• WHAT IS NEEDED
Collect every line of the records below that contains the word "Wind".

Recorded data

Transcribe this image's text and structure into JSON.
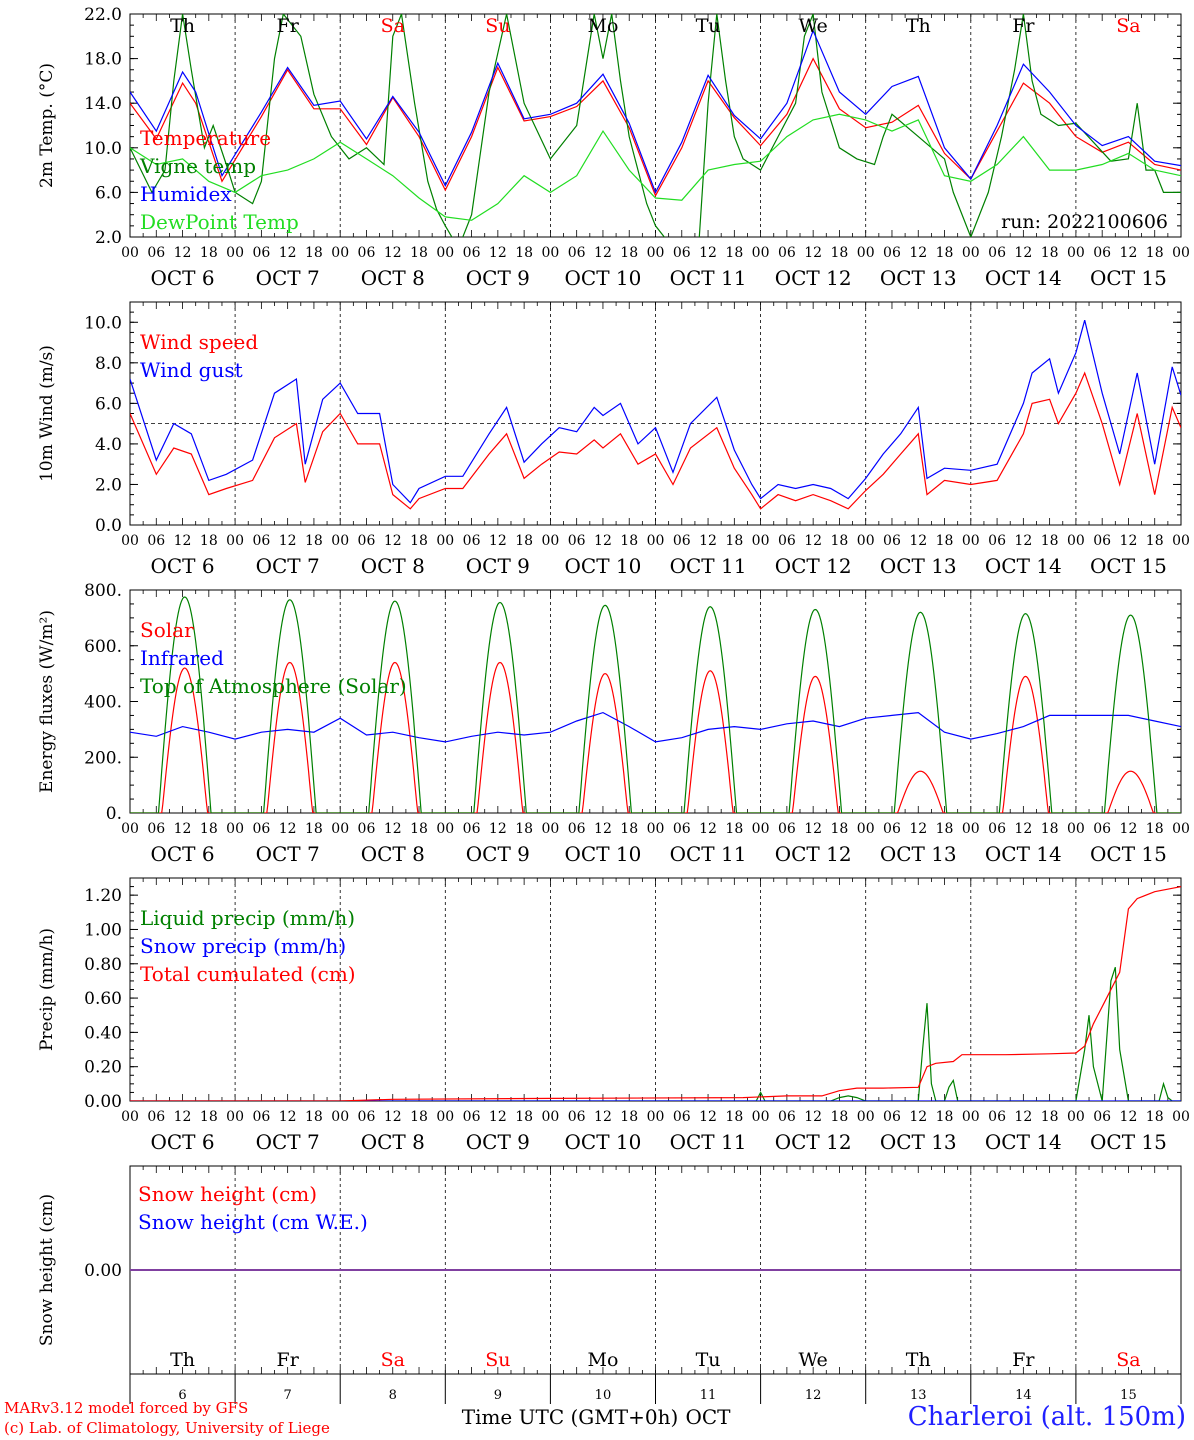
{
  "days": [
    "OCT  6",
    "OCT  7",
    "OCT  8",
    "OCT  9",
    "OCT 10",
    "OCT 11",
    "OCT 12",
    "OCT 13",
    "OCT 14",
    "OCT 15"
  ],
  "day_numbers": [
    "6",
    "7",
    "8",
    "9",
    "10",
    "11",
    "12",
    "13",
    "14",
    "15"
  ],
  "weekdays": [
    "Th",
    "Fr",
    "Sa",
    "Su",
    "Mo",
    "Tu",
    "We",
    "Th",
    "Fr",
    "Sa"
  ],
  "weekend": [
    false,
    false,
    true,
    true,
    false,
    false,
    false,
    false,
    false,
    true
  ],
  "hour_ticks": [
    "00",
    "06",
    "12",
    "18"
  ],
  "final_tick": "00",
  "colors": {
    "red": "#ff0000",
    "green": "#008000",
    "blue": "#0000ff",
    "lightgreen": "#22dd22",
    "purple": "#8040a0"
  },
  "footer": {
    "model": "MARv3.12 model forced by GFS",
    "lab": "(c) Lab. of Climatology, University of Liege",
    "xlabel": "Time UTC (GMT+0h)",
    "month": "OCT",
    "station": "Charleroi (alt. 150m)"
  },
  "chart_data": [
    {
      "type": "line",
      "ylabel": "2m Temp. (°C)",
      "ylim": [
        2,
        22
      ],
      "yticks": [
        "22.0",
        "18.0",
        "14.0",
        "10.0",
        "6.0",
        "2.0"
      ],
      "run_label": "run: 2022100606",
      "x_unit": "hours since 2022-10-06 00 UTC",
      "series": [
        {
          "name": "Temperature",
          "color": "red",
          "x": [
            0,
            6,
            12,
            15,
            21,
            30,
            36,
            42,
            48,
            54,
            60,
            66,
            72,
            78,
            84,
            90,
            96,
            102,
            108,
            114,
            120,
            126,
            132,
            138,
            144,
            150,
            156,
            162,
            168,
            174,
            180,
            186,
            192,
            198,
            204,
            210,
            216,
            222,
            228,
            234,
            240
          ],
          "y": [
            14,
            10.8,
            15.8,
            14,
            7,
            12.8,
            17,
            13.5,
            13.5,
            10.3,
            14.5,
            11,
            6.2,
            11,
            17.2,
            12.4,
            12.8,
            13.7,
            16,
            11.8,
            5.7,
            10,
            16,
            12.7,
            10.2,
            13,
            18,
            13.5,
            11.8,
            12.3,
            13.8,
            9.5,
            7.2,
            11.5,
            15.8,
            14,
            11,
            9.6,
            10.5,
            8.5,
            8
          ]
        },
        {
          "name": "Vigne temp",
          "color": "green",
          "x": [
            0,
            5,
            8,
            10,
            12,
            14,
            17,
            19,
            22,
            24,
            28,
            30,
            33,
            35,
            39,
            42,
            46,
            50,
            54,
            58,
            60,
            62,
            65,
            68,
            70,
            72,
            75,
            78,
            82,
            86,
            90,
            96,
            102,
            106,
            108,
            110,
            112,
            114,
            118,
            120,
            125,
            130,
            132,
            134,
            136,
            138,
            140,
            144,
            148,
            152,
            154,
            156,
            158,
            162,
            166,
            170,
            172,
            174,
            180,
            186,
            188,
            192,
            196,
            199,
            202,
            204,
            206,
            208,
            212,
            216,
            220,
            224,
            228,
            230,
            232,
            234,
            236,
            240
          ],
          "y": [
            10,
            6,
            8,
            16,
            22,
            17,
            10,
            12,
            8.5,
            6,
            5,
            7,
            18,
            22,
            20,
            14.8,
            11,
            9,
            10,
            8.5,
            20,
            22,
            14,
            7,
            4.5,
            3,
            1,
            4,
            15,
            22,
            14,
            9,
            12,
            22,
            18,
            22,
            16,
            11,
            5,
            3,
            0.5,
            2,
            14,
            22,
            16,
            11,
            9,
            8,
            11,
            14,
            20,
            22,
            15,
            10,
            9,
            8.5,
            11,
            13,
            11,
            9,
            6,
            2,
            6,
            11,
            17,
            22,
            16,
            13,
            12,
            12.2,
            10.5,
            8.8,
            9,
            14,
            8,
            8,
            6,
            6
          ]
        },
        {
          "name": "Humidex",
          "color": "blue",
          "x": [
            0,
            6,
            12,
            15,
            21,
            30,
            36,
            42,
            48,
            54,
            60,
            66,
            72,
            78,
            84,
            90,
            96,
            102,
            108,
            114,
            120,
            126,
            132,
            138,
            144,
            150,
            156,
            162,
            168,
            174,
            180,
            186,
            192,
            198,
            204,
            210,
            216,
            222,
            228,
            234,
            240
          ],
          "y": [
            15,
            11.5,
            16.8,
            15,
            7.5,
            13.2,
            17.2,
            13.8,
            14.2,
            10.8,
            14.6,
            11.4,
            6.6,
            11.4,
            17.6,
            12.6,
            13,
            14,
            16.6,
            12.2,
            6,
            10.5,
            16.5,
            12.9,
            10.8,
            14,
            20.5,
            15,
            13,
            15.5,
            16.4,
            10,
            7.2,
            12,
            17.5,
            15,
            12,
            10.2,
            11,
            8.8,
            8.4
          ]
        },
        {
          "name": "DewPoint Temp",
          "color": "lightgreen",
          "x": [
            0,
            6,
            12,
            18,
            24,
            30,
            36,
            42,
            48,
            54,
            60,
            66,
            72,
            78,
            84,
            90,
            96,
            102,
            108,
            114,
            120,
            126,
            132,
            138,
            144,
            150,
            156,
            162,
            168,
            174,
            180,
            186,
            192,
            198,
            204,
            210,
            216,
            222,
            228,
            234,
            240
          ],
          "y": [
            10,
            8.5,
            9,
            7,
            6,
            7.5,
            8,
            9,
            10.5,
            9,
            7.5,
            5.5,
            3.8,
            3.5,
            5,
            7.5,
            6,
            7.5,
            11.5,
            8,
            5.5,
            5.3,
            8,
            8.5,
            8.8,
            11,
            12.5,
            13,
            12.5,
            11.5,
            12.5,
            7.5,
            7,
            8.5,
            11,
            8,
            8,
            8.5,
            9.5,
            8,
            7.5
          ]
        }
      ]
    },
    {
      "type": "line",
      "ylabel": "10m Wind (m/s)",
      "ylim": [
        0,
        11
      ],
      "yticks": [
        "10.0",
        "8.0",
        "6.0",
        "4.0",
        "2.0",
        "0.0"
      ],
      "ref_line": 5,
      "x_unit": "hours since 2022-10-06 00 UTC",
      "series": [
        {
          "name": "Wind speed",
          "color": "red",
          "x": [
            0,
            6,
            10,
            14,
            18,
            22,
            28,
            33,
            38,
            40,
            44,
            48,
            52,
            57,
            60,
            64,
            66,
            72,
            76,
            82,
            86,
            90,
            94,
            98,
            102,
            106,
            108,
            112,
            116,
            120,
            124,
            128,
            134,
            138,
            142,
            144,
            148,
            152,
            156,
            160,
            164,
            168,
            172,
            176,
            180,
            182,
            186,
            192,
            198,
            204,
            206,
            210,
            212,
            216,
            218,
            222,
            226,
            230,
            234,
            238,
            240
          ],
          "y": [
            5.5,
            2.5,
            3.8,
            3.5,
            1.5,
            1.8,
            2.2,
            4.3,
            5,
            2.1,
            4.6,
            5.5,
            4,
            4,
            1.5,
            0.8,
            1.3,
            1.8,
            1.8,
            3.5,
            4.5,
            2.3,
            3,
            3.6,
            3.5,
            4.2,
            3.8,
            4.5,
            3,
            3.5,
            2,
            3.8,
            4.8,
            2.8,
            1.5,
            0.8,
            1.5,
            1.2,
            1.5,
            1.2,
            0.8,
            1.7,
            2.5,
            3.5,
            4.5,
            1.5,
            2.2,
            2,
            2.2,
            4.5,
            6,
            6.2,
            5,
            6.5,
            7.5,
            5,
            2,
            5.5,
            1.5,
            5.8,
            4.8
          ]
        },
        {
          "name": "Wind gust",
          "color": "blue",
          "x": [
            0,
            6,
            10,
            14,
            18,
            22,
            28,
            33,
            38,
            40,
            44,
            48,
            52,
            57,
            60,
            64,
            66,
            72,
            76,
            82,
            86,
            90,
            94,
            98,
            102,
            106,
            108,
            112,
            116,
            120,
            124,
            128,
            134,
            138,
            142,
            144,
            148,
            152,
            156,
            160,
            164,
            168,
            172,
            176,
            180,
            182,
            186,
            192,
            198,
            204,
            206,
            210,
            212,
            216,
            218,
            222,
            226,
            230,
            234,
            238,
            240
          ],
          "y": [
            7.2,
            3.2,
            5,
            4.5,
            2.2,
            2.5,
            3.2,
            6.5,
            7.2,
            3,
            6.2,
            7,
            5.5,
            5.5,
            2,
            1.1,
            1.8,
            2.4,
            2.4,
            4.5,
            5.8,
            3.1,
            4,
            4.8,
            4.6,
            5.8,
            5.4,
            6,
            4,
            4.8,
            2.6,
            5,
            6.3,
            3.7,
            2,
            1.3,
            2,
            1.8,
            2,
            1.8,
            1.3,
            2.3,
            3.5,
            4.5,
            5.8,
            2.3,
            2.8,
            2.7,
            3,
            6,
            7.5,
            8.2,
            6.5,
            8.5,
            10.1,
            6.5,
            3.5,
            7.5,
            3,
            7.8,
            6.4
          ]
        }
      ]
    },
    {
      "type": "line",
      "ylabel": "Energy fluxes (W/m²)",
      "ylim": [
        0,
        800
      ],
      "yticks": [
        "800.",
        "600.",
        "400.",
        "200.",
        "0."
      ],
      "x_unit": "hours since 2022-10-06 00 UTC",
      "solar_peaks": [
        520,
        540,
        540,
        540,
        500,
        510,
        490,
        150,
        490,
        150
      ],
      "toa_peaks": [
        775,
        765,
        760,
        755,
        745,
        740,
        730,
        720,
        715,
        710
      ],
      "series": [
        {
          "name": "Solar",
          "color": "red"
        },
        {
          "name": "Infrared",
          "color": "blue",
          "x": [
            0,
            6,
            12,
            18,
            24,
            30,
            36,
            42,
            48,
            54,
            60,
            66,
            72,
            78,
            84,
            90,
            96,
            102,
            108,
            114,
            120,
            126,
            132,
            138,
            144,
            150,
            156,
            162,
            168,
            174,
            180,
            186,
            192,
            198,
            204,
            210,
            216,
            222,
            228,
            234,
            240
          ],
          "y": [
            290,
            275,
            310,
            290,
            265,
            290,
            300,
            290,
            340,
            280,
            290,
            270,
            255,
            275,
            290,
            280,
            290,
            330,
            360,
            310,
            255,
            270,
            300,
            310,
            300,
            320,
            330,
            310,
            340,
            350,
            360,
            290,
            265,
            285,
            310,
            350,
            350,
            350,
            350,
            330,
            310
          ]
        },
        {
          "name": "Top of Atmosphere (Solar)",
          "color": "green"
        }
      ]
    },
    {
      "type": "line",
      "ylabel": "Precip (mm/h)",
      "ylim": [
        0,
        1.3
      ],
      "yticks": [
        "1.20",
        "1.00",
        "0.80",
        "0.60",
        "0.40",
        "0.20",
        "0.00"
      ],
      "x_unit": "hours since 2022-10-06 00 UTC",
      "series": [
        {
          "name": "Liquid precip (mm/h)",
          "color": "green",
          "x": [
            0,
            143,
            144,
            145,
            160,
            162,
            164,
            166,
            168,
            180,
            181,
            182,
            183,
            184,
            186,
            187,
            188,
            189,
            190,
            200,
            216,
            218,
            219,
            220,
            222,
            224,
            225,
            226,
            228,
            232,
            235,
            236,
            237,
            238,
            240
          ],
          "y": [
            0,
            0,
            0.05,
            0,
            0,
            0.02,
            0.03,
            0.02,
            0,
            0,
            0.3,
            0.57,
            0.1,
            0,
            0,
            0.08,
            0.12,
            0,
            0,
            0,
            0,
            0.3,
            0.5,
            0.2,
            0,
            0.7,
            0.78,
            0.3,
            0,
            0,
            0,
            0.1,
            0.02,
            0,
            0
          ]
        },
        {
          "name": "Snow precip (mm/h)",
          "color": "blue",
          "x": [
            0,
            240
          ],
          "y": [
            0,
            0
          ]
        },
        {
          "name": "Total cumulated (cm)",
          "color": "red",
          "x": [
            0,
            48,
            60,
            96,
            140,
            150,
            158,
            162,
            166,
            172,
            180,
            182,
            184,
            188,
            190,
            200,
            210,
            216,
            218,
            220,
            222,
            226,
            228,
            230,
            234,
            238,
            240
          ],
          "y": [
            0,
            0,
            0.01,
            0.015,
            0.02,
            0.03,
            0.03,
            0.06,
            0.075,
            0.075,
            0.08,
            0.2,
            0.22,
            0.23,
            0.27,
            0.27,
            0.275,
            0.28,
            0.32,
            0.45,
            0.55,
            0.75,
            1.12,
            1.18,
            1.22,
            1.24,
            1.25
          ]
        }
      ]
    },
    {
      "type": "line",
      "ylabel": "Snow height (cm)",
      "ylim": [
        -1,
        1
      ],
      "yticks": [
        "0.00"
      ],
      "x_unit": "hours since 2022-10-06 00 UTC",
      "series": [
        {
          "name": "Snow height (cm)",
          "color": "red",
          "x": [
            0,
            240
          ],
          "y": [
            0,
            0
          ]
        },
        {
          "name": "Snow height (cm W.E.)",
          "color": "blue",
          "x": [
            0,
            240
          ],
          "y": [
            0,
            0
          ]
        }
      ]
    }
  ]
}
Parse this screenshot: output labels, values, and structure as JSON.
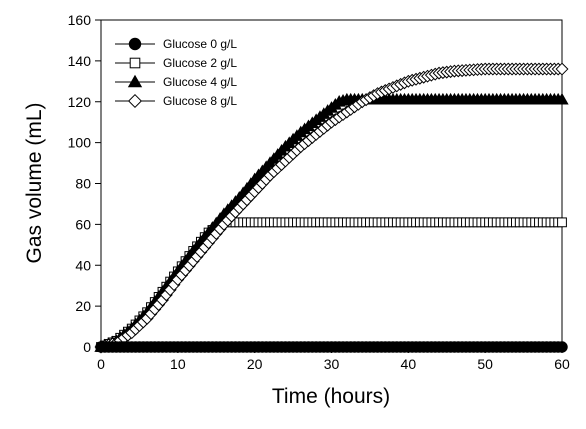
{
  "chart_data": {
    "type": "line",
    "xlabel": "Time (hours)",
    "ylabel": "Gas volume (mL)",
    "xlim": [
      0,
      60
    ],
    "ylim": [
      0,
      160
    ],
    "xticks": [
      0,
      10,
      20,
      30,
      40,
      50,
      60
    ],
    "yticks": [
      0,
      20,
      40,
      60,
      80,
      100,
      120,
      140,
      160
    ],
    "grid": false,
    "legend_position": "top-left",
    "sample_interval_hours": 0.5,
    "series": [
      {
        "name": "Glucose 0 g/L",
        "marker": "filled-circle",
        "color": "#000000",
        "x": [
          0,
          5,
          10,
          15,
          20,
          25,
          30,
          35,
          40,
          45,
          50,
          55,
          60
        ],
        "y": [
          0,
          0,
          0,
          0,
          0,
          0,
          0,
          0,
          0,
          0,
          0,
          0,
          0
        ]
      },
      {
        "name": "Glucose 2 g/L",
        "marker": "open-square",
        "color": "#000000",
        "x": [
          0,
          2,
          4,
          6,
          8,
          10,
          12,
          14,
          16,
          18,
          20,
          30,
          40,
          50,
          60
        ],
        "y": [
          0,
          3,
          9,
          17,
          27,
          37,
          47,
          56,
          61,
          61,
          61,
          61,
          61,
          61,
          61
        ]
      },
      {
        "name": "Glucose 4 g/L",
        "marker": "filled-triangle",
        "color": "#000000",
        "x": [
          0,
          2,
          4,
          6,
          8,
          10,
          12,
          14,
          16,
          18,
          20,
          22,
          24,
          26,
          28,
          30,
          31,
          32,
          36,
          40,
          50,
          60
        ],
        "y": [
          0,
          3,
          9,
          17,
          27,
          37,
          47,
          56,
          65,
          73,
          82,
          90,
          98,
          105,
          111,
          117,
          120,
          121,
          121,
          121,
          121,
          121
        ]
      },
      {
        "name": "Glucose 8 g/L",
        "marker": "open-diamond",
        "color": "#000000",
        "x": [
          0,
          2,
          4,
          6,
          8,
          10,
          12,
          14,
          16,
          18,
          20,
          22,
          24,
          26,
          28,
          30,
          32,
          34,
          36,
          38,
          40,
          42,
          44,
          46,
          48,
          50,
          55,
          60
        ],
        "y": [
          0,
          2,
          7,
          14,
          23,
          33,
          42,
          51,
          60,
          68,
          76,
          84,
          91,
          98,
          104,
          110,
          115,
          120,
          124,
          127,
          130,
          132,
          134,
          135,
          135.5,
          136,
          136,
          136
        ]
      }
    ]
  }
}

• ANSWER TO THIS EXERCISE
      "ylabel": "10m Wind (m/s)",
          "name": "Wind speed",
          "name": "Wind gust",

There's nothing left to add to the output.